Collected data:
--*--

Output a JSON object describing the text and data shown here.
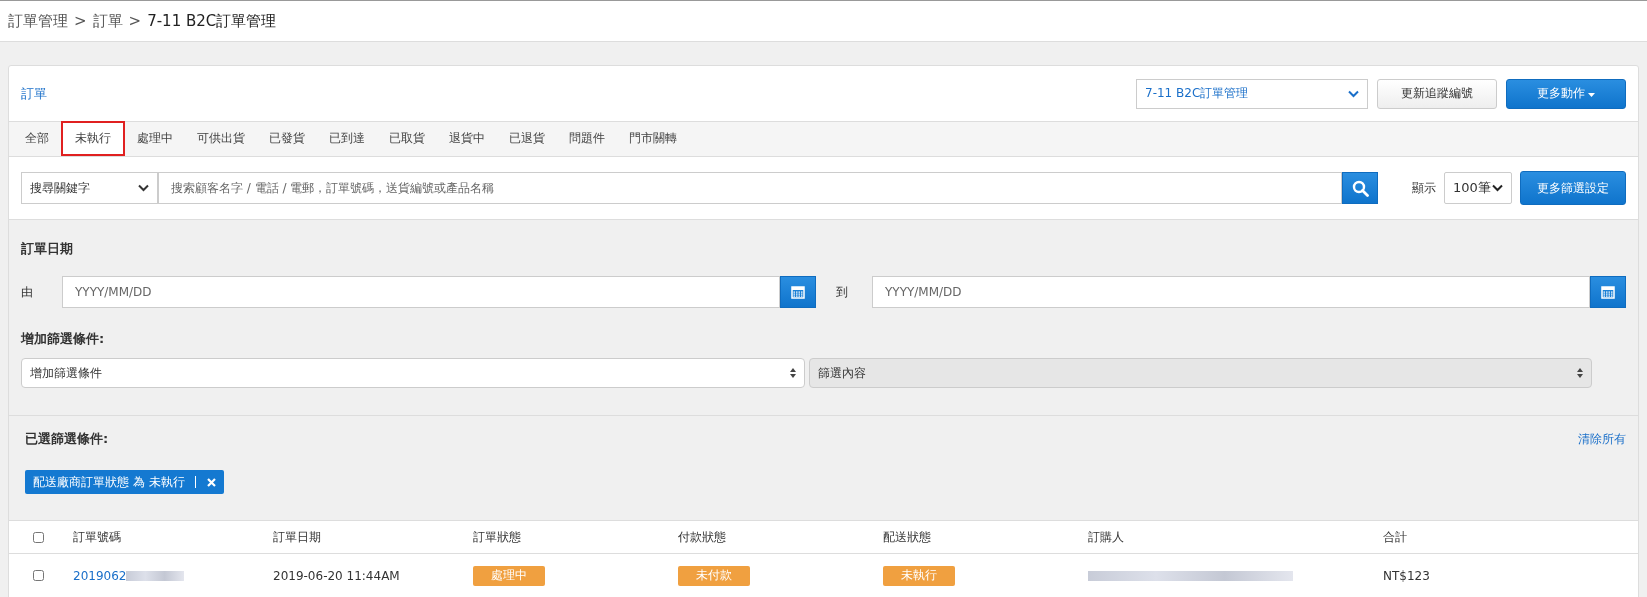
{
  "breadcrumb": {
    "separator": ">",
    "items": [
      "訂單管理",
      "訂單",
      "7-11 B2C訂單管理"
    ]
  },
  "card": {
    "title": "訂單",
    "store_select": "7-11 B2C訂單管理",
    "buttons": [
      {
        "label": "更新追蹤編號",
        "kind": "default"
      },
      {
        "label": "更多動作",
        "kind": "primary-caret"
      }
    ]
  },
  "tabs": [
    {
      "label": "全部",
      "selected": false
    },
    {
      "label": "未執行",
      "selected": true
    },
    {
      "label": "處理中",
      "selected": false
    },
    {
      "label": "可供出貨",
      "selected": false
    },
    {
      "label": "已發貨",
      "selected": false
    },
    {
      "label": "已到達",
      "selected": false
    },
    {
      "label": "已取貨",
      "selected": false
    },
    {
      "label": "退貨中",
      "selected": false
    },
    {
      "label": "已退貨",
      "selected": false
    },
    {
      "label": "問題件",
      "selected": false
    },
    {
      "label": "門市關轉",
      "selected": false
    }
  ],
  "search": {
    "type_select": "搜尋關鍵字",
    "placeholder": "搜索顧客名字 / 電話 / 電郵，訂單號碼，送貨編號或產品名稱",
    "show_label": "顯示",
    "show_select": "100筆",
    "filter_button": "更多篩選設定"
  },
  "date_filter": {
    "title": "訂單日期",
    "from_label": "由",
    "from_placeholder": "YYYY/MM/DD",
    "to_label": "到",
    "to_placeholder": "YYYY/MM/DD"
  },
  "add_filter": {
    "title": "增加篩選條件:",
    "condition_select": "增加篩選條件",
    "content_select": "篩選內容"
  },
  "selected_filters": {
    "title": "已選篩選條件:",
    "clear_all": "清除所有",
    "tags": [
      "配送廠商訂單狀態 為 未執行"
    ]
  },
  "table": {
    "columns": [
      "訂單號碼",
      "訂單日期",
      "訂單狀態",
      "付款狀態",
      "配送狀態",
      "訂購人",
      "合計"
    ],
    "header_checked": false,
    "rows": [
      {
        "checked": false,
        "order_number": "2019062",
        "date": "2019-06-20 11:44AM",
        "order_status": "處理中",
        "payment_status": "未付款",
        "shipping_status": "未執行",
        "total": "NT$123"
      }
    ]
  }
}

--*--

Objective: Copy out the listing exactly as it stands, but not the pictures.

Output for this exercise:
Output a JSON object describing the text and data shown here.
{
  "breadcrumb": {
    "separator": ">",
    "items": [
      "訂單管理",
      "訂單",
      "7-11 B2C訂單管理"
    ]
  },
  "card": {
    "title": "訂單",
    "store_select": "7-11 B2C訂單管理",
    "buttons": [
      {
        "label": "更新追蹤編號",
        "kind": "default"
      },
      {
        "label": "更多動作",
        "kind": "primary-caret"
      }
    ]
  },
  "tabs": [
    {
      "label": "全部",
      "selected": false
    },
    {
      "label": "未執行",
      "selected": true
    },
    {
      "label": "處理中",
      "selected": false
    },
    {
      "label": "可供出貨",
      "selected": false
    },
    {
      "label": "已發貨",
      "selected": false
    },
    {
      "label": "已到達",
      "selected": false
    },
    {
      "label": "已取貨",
      "selected": false
    },
    {
      "label": "退貨中",
      "selected": false
    },
    {
      "label": "已退貨",
      "selected": false
    },
    {
      "label": "問題件",
      "selected": false
    },
    {
      "label": "門市關轉",
      "selected": false
    }
  ],
  "search": {
    "type_select": "搜尋關鍵字",
    "placeholder": "搜索顧客名字 / 電話 / 電郵，訂單號碼，送貨編號或產品名稱",
    "show_label": "顯示",
    "show_select": "100筆",
    "filter_button": "更多篩選設定"
  },
  "date_filter": {
    "title": "訂單日期",
    "from_label": "由",
    "from_placeholder": "YYYY/MM/DD",
    "to_label": "到",
    "to_placeholder": "YYYY/MM/DD"
  },
  "add_filter": {
    "title": "增加篩選條件:",
    "condition_select": "增加篩選條件",
    "content_select": "篩選內容"
  },
  "selected_filters": {
    "title": "已選篩選條件:",
    "clear_all": "清除所有",
    "tags": [
      "配送廠商訂單狀態 為 未執行"
    ]
  },
  "table": {
    "columns": [
      "訂單號碼",
      "訂單日期",
      "訂單狀態",
      "付款狀態",
      "配送狀態",
      "訂購人",
      "合計"
    ],
    "header_checked": false,
    "rows": [
      {
        "checked": false,
        "order_number": "2019062",
        "date": "2019-06-20 11:44AM",
        "order_status": "處理中",
        "payment_status": "未付款",
        "shipping_status": "未執行",
        "total": "NT$123"
      }
    ]
  }
}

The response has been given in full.